* _WHAT THE TASK REQUIRES_
In the listing below, locate the lines that hold the string "JSON". Copy those lines.

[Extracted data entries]
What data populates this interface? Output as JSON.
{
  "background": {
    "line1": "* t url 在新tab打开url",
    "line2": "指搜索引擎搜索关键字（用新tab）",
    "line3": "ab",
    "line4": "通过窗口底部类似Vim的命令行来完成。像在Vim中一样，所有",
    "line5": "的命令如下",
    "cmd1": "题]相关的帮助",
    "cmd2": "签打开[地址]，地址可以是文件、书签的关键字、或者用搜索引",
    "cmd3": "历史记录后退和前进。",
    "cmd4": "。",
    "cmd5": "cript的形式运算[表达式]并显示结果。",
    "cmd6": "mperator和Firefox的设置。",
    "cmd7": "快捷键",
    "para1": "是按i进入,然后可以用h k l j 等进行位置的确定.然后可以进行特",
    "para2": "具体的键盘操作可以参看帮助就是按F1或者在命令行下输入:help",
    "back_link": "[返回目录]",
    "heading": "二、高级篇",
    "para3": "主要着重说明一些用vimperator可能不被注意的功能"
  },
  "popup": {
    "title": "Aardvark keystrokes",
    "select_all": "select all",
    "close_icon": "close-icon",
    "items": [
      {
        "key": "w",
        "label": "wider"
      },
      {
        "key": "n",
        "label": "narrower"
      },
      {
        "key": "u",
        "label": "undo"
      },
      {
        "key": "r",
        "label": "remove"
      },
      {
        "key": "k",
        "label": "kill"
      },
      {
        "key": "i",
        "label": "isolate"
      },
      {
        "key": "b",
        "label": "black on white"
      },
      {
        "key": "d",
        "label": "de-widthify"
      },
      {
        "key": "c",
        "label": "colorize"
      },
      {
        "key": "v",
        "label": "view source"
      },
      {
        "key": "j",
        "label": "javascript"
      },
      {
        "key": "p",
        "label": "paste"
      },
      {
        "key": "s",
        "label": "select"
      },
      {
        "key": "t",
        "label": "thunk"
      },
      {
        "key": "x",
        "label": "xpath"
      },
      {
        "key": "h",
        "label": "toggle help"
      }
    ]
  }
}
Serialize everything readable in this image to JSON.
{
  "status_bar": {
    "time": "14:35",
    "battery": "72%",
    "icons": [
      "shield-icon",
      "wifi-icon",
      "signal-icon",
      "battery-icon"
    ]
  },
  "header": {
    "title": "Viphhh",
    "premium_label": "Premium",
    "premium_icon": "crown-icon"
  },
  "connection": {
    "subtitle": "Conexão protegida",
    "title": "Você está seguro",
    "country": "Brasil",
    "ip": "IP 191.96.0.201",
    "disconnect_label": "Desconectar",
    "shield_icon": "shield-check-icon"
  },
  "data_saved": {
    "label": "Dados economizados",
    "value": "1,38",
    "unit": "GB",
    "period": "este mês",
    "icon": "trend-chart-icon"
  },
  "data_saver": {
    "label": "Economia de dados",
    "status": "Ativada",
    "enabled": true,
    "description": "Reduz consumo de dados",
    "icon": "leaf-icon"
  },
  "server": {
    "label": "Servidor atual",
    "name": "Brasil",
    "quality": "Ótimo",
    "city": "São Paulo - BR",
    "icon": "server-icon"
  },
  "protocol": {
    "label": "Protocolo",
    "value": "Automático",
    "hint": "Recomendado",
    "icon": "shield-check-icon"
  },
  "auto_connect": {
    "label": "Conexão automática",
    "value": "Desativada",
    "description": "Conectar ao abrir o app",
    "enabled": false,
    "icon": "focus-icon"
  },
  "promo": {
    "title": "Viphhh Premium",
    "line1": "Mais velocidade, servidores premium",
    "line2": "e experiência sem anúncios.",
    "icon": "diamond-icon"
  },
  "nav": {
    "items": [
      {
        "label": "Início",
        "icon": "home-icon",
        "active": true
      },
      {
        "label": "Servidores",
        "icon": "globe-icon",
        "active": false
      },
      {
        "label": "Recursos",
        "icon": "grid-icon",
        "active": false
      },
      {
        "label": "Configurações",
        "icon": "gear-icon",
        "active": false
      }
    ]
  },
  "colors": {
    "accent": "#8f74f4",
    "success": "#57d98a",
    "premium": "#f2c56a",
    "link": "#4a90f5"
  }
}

* _TASK OUTPUT_
What data populates this interface? Output as JSON.
Serialize everything readable in this image to JSON.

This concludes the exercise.